___ Input rows ___

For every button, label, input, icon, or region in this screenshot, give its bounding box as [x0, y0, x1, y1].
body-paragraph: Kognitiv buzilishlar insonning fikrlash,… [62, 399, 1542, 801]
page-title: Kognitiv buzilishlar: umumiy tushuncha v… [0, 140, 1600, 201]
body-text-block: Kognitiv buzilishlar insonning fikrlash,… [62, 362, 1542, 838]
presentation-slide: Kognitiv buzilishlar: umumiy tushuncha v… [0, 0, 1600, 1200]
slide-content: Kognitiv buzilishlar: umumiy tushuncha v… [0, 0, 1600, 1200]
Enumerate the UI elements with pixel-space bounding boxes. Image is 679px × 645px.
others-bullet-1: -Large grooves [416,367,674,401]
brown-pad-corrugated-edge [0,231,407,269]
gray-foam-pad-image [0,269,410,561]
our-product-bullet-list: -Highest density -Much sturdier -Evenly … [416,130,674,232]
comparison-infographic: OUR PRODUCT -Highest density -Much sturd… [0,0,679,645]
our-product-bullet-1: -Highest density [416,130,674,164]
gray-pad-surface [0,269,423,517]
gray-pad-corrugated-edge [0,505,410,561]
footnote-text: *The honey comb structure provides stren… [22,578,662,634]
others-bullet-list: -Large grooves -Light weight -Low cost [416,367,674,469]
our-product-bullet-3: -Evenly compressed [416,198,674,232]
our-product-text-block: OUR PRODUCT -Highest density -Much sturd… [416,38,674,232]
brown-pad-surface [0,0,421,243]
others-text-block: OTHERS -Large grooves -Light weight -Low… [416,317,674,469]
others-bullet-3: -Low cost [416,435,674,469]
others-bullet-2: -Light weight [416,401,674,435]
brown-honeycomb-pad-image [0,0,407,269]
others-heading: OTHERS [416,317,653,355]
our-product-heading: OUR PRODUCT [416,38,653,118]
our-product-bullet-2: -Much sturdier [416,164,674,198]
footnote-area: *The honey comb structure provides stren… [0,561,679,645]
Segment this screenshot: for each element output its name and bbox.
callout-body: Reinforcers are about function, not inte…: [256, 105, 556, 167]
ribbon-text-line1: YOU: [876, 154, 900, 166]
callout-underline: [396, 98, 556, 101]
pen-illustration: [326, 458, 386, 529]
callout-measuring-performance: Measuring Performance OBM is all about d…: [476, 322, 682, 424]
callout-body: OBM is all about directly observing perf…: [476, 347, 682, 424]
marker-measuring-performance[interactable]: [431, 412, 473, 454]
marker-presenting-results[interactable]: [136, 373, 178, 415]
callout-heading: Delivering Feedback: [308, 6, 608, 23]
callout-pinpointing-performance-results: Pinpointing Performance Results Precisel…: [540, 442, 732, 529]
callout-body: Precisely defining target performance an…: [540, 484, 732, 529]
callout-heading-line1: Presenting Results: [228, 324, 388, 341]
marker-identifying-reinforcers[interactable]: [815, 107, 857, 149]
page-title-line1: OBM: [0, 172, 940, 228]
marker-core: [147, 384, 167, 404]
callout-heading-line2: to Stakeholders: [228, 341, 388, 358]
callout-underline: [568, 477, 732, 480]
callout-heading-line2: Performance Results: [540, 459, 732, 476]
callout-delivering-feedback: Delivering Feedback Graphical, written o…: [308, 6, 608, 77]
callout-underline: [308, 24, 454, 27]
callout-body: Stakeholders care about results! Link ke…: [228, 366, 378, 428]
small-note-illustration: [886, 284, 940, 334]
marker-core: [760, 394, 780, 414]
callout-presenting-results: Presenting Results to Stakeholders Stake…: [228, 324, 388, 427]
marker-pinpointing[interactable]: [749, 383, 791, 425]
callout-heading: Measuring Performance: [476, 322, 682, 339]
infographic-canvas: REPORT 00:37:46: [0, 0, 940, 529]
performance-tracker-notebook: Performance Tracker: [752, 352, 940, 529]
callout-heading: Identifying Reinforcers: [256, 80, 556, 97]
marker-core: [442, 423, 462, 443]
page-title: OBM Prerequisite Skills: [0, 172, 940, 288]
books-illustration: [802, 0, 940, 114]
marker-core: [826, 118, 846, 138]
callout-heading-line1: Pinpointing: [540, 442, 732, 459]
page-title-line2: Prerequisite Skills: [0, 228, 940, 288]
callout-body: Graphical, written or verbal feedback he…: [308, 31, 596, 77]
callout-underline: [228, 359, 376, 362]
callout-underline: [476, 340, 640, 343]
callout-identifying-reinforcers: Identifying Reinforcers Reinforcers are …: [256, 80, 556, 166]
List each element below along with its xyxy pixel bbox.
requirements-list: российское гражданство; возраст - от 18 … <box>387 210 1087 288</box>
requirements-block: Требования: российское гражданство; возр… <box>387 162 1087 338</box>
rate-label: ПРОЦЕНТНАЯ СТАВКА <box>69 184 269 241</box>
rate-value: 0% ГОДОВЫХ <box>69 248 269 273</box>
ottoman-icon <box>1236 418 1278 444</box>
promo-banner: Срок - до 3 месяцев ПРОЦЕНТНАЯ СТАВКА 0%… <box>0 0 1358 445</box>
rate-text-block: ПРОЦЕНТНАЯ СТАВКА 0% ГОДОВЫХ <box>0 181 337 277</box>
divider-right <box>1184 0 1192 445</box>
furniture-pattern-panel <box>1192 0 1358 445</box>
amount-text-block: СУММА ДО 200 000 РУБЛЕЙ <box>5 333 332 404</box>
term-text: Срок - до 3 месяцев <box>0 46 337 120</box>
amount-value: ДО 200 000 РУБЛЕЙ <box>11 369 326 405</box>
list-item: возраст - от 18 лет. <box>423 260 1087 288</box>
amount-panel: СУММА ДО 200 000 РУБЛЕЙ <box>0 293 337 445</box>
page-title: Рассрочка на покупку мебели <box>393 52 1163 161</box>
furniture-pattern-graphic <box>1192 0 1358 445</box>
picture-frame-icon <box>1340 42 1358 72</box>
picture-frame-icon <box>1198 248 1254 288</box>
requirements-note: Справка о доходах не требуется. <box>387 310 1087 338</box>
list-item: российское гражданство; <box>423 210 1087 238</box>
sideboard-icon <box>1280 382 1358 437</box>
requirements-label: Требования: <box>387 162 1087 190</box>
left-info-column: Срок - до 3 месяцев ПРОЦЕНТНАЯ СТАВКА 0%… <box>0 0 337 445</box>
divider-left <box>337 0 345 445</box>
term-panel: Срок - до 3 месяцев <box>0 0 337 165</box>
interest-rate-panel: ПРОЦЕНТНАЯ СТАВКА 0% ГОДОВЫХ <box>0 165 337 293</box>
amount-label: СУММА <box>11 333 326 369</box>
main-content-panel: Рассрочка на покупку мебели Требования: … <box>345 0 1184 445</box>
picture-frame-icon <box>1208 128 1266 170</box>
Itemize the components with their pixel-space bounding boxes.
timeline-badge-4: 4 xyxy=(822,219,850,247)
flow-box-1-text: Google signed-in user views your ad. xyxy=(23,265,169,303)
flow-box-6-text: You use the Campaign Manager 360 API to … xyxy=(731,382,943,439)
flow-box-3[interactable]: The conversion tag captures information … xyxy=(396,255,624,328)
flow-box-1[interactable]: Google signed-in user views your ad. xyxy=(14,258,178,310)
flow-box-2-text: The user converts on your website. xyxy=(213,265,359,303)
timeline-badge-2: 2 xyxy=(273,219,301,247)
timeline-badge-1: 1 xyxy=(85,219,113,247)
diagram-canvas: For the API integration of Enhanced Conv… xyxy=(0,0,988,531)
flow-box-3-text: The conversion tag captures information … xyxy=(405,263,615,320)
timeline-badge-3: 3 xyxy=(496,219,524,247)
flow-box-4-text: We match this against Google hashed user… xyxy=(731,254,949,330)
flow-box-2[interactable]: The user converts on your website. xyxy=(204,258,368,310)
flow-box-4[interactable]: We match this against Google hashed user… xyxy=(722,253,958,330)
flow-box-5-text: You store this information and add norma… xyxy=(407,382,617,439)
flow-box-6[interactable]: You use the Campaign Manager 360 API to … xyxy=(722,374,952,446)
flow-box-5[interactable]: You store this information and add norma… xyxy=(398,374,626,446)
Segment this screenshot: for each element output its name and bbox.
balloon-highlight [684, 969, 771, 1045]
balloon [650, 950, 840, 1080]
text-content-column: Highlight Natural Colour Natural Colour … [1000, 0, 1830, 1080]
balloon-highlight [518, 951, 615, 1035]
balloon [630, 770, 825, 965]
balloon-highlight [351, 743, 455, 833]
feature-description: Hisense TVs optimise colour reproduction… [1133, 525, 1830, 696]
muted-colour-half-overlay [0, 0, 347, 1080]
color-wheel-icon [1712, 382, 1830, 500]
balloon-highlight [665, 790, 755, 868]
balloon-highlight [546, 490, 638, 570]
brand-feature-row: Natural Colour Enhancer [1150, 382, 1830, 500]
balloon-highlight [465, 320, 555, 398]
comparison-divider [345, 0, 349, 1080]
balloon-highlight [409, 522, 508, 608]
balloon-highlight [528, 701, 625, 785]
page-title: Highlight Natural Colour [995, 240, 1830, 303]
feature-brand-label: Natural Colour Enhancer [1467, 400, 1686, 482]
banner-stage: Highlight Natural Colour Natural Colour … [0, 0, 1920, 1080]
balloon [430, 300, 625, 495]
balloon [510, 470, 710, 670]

___

→ Task goal
Duplicate the stretch of entries from the start through the line containing "page-title: Kognitiv buzilishlar: umumiy", with both ends included.

→ Task solution
For every button, label, input, icon, or region in this screenshot, give its bounding box as [x0, y0, x1, y1].
body-paragraph: Kognitiv buzilishlar insonning fikrlash,… [62, 399, 1542, 801]
page-title: Kognitiv buzilishlar: umumiy tushuncha v… [0, 140, 1600, 201]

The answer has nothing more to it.